## Vragen en opdrachten
1. Met welke setstanden won Federer volgens het artikel over de Belgen op Wimbledon van Rochus?
2. Geef alsjeblieft het vervolg van het artikel over de Belgen op Wimbledon, aansluitend op de laatste zin.

## Tekstblok
########################################

De Belgische mannen spelen momenteel zeker niet slecht. Maar noch Xavier Malisse, noch de broertjes Rochus haalden de tweede week van Wimbledon.

Al op de eerste dag van Wimbledon was de zon van de partij en meteen moesten met Xavier Malisse en Christophe Rochus ook twee Belgen in de arena. Het toeval wilde bovendien dat ze het bij winst in de tweede ronde tegen elkaar zouden opnemen. Dat het niet zo ver kwam, is niet verwonderlijk. Rochus – die al niet graag op gras speelt en zich ook niet veel moeite had getroost om zich terdege op deze ondergrond voor te bereiden – kreeg met Roger Federer de nummer vijftien op de wereldranglijst tegenover zich. Bovendien steekt de Zwitser, die al het hele jaar een uitstekende vorm etaleert, niet onder stoelen of banken dat hij graag tot de nummer 1-positie wil doorstoten.

Federer heeft daar beslist ook voldoende talent voor. Hij liet Rochus alvast nooit in de wedstrijd komen en de strenge 6-2, 6-3 en 6-2 die al snel op het scorebord prijkte, liet aan duidelijkheid niets te wensen over. Rochus had na de wedstrijd vooral de pest in het groene gras. “Dat was geen tennis”, zei hij. “Federer deed alles helemaal alleen : aces, volleys, directe fouten en dubbele fouten. Ik ga natuurlijk niet beweren dat de Zwitser geen talent heeft, anders zou hij niet zo hoog staan op de wereldranglijst, maar van een duel was echt geen sprake. Ik denk dat hij op den duur liever opzettelijk de bal mis sloeg dan te spelen en mij zo de kans te bieden om in het ritme te komen. Tegen de score heb ik niets in te brengen, maar als dat de manier is waarop tennis wordt gespeeld op gras, dan kom ik liever niet meer. Ik ben niet echt ontgoocheld, maar ik wil Wimbledon nu zo snel mogelijk vergeten. Na enkele dagen rust, thuis in Auvelais, wil ik de training op gravel hervatten.”

De frustratie zat bij Rochus zo diep dat hij zelfs overwoog zich helemaal niet meer voor te bereiden op grastoernooien. “Volgend jaar kom ik naar hier op de vooravond van de wedstrijd en dan zie ik wel wat er gebeurt. Ook de lotingen zaten mij hier in Engeland beslist niet mee. In Nottingham viel ik meteen tegen Thomas Johansson, de latere winnaar, en hier tref ik Federer, die ook een notoir grasspecialist is. Ik denk dat je er je moet bij neerleggen dat er tegen sommige specialisten op een bepaalde ondergrond gewoon niets te beginnen valt.”

########################################

## Verstrekte gegevens
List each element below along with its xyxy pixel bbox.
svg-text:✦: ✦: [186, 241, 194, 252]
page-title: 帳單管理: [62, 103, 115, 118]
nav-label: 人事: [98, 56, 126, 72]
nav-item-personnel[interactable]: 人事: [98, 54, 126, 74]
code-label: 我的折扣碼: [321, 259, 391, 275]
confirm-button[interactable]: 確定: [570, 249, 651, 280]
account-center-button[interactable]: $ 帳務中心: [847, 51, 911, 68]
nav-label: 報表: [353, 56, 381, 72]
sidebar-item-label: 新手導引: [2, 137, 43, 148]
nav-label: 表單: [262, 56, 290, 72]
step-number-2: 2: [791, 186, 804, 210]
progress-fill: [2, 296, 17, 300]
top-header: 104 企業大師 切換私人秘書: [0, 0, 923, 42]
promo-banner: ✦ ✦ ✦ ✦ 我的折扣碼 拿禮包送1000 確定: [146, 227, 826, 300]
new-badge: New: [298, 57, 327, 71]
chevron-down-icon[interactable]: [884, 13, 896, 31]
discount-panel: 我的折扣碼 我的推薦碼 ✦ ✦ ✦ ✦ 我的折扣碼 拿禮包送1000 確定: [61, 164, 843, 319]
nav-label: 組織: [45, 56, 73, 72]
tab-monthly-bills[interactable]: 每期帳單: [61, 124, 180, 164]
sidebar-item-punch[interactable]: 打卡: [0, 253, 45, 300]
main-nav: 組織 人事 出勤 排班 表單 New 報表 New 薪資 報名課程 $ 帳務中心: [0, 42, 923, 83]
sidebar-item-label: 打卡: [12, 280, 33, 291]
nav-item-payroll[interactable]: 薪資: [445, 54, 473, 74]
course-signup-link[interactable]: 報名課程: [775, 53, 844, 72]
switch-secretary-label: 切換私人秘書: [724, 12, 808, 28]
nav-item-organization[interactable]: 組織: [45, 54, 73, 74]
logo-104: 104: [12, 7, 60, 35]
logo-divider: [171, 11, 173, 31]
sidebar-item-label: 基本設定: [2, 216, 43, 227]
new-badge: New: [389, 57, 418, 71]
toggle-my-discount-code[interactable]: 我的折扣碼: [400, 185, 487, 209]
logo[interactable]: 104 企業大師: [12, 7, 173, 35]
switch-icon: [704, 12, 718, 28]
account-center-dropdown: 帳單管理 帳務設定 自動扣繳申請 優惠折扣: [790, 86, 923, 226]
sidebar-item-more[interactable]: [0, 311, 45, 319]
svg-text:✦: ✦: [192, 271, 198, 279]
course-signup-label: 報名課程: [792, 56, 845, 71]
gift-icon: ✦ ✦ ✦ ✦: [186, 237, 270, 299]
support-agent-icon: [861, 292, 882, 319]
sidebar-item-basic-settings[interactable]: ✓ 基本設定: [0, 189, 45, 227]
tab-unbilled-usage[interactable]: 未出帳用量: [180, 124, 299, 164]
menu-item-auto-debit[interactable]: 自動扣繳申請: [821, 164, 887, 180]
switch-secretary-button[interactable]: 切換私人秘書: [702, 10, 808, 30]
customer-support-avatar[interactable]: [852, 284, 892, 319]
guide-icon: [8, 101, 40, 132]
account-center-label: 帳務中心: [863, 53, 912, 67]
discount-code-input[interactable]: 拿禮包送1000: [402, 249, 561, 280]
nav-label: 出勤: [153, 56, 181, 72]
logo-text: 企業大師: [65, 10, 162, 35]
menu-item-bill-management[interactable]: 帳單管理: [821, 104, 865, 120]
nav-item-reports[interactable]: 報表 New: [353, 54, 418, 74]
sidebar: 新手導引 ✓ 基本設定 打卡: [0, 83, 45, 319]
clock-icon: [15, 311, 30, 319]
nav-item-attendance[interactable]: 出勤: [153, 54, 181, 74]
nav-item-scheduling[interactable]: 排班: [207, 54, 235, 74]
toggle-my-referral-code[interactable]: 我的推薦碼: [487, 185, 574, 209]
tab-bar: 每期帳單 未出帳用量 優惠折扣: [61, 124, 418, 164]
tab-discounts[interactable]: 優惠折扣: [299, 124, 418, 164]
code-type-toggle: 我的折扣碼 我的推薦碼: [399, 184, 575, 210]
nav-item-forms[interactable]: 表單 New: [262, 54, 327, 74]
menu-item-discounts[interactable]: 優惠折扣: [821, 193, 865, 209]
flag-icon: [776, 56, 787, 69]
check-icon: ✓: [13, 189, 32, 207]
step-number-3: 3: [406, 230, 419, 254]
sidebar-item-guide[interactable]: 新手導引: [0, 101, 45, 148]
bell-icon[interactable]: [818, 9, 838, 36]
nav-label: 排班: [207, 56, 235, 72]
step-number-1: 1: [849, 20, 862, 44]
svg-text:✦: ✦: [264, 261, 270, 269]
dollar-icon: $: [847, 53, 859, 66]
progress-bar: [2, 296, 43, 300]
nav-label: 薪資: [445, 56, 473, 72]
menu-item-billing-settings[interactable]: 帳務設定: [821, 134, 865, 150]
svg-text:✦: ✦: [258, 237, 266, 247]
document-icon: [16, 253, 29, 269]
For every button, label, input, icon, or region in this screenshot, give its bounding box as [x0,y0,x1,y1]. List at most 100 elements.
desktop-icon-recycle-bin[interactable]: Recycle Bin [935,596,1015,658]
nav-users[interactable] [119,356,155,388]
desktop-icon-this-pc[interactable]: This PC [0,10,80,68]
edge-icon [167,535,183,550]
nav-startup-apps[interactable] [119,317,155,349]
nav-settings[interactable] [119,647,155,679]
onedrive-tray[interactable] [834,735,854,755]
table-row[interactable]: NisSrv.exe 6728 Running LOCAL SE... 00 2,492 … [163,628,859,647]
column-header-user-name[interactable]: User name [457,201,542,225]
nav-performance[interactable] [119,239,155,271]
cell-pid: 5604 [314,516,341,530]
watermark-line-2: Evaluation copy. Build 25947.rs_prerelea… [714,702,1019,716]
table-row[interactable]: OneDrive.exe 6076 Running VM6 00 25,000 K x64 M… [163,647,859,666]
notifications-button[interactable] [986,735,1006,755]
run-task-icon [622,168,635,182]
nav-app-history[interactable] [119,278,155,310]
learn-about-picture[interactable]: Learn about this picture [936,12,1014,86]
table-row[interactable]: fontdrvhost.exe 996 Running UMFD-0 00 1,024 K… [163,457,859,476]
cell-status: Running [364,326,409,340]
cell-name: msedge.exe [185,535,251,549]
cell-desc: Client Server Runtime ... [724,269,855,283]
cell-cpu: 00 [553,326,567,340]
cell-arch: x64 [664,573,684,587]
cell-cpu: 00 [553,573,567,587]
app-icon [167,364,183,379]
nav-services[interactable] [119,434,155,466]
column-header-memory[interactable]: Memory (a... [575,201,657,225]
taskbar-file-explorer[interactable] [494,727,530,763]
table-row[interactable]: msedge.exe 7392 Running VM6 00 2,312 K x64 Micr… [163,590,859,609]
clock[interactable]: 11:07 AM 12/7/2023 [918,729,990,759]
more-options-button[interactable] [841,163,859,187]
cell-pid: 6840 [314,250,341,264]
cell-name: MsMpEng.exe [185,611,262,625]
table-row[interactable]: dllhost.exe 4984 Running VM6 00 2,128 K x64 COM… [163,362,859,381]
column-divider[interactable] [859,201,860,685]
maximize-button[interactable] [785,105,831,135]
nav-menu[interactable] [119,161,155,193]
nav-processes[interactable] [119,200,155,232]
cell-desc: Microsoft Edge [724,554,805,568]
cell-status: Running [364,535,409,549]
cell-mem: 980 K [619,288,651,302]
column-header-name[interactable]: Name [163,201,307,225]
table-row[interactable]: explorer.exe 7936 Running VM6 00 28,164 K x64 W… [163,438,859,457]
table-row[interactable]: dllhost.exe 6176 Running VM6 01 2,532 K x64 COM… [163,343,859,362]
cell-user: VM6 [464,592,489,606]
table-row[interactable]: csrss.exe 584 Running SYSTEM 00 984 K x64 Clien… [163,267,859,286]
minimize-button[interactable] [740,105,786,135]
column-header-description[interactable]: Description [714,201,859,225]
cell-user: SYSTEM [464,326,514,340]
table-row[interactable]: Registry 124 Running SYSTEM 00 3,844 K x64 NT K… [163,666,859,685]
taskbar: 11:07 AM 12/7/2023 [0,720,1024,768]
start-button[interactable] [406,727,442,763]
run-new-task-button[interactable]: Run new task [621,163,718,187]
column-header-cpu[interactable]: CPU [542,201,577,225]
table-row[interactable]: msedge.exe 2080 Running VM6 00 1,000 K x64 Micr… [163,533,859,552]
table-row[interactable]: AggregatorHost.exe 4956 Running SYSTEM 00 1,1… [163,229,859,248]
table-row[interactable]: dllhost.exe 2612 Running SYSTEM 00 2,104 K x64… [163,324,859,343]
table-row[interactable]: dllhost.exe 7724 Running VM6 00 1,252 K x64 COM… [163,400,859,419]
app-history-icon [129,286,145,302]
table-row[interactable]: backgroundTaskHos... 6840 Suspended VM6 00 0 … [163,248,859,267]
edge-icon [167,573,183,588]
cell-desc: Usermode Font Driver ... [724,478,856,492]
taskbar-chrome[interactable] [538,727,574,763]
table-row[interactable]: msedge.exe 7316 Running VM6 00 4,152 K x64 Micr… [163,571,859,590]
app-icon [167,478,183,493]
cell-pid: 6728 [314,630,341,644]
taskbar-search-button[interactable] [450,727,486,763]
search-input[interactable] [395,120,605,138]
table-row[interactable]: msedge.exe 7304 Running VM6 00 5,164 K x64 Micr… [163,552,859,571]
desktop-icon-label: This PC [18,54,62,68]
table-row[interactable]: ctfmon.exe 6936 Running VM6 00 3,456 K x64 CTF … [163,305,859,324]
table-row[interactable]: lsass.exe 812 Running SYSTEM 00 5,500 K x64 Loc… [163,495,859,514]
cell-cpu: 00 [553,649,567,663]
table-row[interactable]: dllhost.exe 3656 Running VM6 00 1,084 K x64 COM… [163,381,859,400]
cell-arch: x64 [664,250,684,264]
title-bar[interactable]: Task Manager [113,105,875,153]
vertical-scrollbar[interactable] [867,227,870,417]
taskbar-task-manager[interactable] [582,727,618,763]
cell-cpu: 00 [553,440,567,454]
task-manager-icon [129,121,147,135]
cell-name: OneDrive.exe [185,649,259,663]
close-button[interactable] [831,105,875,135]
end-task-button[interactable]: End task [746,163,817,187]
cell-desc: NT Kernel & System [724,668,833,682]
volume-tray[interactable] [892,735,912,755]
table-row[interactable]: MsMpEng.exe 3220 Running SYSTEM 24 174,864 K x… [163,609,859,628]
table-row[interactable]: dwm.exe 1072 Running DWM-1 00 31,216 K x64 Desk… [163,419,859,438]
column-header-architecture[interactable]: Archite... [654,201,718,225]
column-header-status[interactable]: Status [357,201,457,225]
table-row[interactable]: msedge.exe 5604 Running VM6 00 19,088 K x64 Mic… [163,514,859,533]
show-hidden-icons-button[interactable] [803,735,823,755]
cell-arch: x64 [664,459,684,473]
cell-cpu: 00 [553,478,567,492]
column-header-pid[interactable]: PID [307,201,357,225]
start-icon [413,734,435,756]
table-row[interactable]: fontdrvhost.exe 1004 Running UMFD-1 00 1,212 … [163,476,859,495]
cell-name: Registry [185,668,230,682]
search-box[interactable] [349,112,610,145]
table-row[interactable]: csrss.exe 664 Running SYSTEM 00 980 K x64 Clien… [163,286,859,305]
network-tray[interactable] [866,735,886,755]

########################################

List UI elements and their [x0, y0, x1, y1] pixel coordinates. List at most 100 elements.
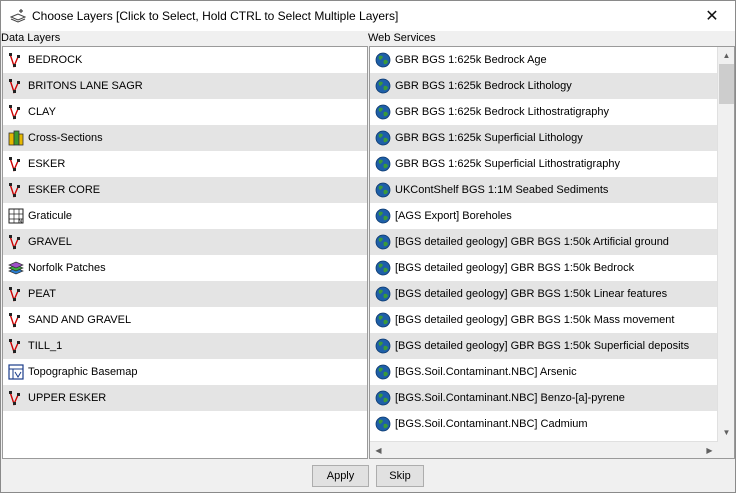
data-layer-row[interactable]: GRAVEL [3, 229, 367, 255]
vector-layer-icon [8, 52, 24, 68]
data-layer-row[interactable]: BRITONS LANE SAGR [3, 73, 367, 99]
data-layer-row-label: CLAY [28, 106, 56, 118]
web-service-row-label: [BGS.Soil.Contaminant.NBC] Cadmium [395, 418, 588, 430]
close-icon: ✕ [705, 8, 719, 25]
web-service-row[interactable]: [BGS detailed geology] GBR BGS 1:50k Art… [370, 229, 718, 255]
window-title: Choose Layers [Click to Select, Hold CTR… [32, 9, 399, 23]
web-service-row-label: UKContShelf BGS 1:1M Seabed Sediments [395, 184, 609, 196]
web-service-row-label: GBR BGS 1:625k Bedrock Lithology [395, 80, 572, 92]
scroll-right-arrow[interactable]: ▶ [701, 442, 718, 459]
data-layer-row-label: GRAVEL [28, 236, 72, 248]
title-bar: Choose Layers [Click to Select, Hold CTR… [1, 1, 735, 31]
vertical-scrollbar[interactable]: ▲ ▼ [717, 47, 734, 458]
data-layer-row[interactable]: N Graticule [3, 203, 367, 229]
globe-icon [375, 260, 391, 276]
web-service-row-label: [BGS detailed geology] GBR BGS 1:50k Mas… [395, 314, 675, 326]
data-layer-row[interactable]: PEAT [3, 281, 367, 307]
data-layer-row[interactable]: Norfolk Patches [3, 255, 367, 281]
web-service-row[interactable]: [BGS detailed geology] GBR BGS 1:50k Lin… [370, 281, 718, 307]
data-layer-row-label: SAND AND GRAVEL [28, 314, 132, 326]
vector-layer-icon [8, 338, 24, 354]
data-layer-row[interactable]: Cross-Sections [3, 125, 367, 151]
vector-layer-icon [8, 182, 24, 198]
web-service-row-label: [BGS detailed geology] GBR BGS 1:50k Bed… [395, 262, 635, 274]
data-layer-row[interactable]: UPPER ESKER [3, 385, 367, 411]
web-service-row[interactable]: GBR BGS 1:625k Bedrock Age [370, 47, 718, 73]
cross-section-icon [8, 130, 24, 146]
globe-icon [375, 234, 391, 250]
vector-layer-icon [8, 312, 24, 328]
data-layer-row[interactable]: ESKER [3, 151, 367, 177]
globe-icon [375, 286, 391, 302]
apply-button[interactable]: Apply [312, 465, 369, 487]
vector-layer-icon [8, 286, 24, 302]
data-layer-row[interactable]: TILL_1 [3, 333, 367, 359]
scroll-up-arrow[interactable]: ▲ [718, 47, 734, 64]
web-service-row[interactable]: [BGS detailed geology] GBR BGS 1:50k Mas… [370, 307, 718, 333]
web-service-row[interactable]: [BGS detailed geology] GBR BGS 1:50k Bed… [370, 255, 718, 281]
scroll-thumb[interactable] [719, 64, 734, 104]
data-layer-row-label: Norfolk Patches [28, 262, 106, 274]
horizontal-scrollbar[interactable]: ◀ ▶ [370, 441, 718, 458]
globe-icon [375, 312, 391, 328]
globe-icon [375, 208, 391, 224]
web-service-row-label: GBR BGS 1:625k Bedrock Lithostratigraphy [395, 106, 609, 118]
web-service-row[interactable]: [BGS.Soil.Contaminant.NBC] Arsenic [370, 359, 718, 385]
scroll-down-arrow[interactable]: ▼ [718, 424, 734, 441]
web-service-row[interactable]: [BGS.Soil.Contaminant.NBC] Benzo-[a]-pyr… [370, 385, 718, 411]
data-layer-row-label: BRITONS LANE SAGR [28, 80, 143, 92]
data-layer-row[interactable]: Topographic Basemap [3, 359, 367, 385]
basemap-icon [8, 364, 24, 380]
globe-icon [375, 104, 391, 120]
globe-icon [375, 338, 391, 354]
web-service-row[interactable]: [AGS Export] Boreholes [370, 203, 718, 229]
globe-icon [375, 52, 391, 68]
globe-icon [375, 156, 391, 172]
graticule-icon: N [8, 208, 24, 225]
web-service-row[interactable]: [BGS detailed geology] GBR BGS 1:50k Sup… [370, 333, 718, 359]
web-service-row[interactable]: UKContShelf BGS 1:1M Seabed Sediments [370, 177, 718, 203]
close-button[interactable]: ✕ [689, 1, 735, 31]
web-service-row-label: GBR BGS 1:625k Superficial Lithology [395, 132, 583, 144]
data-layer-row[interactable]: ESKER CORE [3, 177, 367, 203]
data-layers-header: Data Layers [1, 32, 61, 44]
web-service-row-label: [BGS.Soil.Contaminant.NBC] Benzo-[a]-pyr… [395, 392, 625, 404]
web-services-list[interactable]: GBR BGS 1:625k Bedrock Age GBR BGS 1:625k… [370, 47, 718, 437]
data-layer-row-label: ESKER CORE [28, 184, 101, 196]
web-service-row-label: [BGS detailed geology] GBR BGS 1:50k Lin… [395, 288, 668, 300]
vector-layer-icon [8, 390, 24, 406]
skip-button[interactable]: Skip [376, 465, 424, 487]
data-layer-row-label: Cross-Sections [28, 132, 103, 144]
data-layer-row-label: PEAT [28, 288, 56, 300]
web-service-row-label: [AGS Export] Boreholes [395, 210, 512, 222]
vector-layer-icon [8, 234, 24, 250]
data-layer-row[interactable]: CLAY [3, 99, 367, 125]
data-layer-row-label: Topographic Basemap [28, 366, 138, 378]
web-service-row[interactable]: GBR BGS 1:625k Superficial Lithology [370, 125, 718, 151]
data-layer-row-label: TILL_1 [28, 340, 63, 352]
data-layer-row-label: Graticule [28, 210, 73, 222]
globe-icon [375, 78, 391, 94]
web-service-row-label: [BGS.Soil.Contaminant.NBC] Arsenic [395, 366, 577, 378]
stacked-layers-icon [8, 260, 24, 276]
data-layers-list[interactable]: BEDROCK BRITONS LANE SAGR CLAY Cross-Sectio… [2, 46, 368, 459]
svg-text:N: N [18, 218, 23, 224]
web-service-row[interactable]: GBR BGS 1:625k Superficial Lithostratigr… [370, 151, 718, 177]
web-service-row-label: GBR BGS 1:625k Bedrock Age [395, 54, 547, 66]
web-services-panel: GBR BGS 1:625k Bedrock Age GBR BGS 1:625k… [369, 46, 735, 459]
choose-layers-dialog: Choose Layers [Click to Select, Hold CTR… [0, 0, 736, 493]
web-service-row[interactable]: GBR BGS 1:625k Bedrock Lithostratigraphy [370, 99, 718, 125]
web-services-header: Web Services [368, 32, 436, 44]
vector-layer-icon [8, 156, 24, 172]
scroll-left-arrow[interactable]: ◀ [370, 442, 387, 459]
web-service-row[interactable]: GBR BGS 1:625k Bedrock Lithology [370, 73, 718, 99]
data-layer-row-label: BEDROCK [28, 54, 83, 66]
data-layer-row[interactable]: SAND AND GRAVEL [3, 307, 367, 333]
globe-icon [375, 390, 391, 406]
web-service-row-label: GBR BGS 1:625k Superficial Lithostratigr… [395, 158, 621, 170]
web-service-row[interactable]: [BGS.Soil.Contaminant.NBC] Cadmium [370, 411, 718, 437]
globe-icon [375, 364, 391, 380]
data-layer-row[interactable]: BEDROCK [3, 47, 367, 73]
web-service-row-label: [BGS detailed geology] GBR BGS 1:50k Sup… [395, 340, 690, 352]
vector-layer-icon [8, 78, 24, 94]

########################################

## Antwoorden
1. Met 6-2, 6-3 en 6-2.

2.
Dat België in september in de Davis Cup tegen Marokko in Luik ook op een snelle ondergrond moet spelen, lijkt Rochus nochtans niet te storen. “Daar hebben we zelf voor gekozen, en dat is goed ook. In de Davis Cup kies je beter voor een ondergrond waarop de tegenstander niet zo goed uit de voeten kan dan voor een ondergrond die je zelf goed ligt. Maar los daarvan denk ik niet dat ik in september zelf zal worden ingezet voor enkelspel. Normaal zal dat iets zijn voor mijn broer Olivier en voor Xavier Malisse. Op een snelle ondergrond zijn zij nu eenmaal sterker dan ik.”

Door de uistchakeling van Rochus stond meteen vast dat er geen Belgisch duel zou komen in de tweede ronde. Maar de hoop was gewettigd dat Malisse wel de eerste ronde zou overleven. Hij nam het daarin op tegen de Spanjaard Jacobo Diaz, 68ste op de ATP-lijst, en beslist geen grasspeler. Malisse had inderdaad weinig moeite met hem en stuurde hem wandelen met 6-2, 6-3 en 6-3. “Het was een ideale opwarmer voor het toernooi”, verklaarde de in veel opzichten een stuk rustiger en professioneler geworden Kortrijkzaan. “Ik had het niet echt moeilijk, temeer omdat zijn volleyspel ondermaats was. Telkens hij naar het net kwam, hamerde ik de bal naar zijn racket. En elke keer ging hij opnieuw in de fout. Dat ik gestart ben met een zege is in ieder geval goed voor het vertrouwen.”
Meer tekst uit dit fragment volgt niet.